**Raw data**
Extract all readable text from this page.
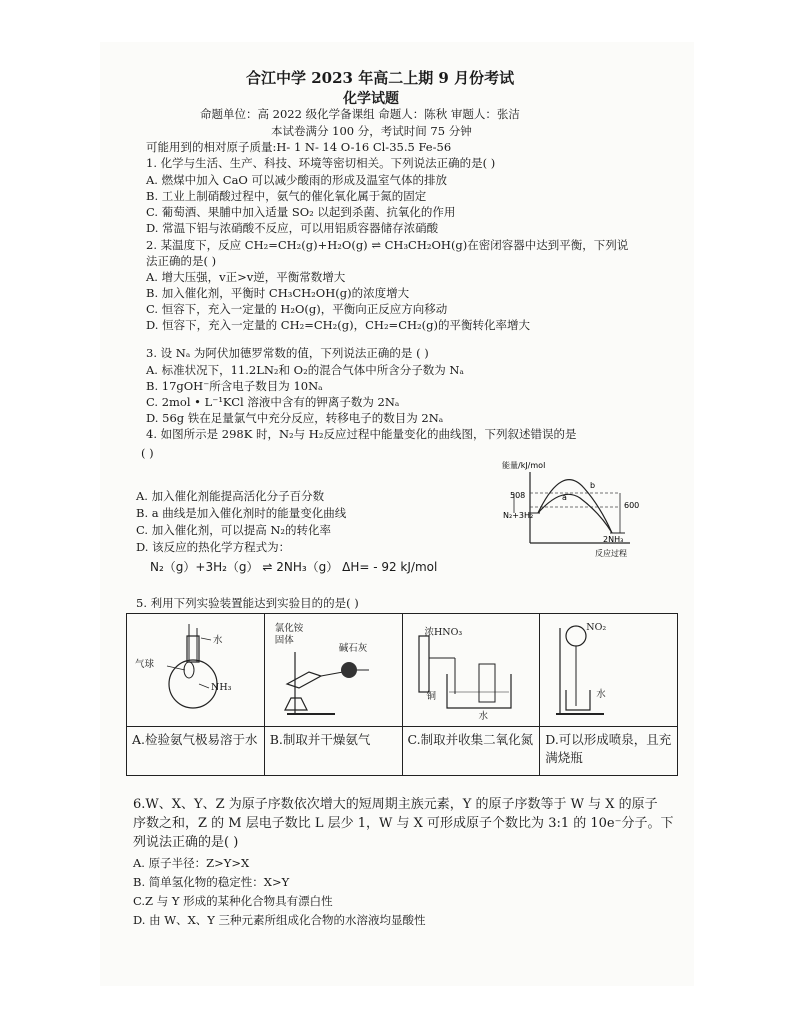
合江中学 2023 年高二上期 9 月份考试
化学试题
命题单位：高 2022 级化学备课组 命题人：陈秋 审题人：张洁
本试卷满分 100 分，考试时间 75 分钟
可能用到的相对原子质量:H- 1 N- 14 O-16 Cl-35.5 Fe-56
1. 化学与生活、生产、科技、环境等密切相关。下列说法正确的是( )
A. 燃煤中加入 CaO 可以减少酸雨的形成及温室气体的排放
B. 工业上制硝酸过程中，氨气的催化氧化属于氮的固定
C. 葡萄酒、果脯中加入适量 SO₂ 以起到杀菌、抗氧化的作用
D. 常温下铝与浓硝酸不反应，可以用铝质容器储存浓硝酸
2. 某温度下，反应 CH₂=CH₂(g)+H₂O(g) ⇌ CH₃CH₂OH(g)在密闭容器中达到平衡，下列说
法正确的是( )
A. 增大压强，v正>v逆，平衡常数增大
B. 加入催化剂，平衡时 CH₃CH₂OH(g)的浓度增大
C. 恒容下，充入一定量的 H₂O(g)，平衡向正反应方向移动
D. 恒容下，充入一定量的 CH₂=CH₂(g)，CH₂=CH₂(g)的平衡转化率增大
3. 设 Nₐ 为阿伏加德罗常数的值，下列说法正确的是 ( )
A. 标准状况下，11.2LN₂和 O₂的混合气体中所含分子数为 Nₐ
B. 17gOH⁻所含电子数目为 10Nₐ
C. 2mol • L⁻¹KCl 溶液中含有的钾离子数为 2Nₐ
D. 56g 铁在足量氯气中充分反应，转移电子的数目为 2Nₐ
4. 如图所示是 298K 时，N₂与 H₂反应过程中能量变化的曲线图，下列叙述错误的是
( )
能量/kJ/mol
508
600
N₂+3H₂
2NH₃
a
b
反应过程
A. 加入催化剂能提高活化分子百分数
B. a 曲线是加入催化剂时的能量变化曲线
C. 加入催化剂，可以提高 N₂的转化率
D. 该反应的热化学方程式为：
N₂（g）+3H₂（g） ⇌ 2NH₃（g） ΔH= - 92 kJ/mol
5. 利用下列实验装置能达到实验目的的是( )
水
气球
NH₃	氯化铵
固体
碱石灰	浓HNO₃
铜
水	NO₂
水

A.检验氨气极易溶于水	B.制取并干燥氨气	C.制取并收集二氧化氮	D.可以形成喷泉，且充满烧瓶
6.W、X、Y、Z 为原子序数依次增大的短周期主族元素，Y 的原子序数等于 W 与 X 的原子
序数之和，Z 的 M 层电子数比 L 层少 1，W 与 X 可形成原子个数比为 3:1 的 10e⁻分子。下
列说法正确的是( )
A. 原子半径：Z>Y>X
B. 简单氢化物的稳定性：X>Y
C.Z 与 Y 形成的某种化合物具有漂白性
D. 由 W、X、Y 三种元素所组成化合物的水溶液均显酸性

**Problem**
Your task is to pick out every line with the string "下列说法正确的是" and copy it.

**Exercise output**
1. 化学与生活、生产、科技、环境等密切相关。下列说法正确的是( )
3. 设 Nₐ 为阿伏加德罗常数的值，下列说法正确的是 ( )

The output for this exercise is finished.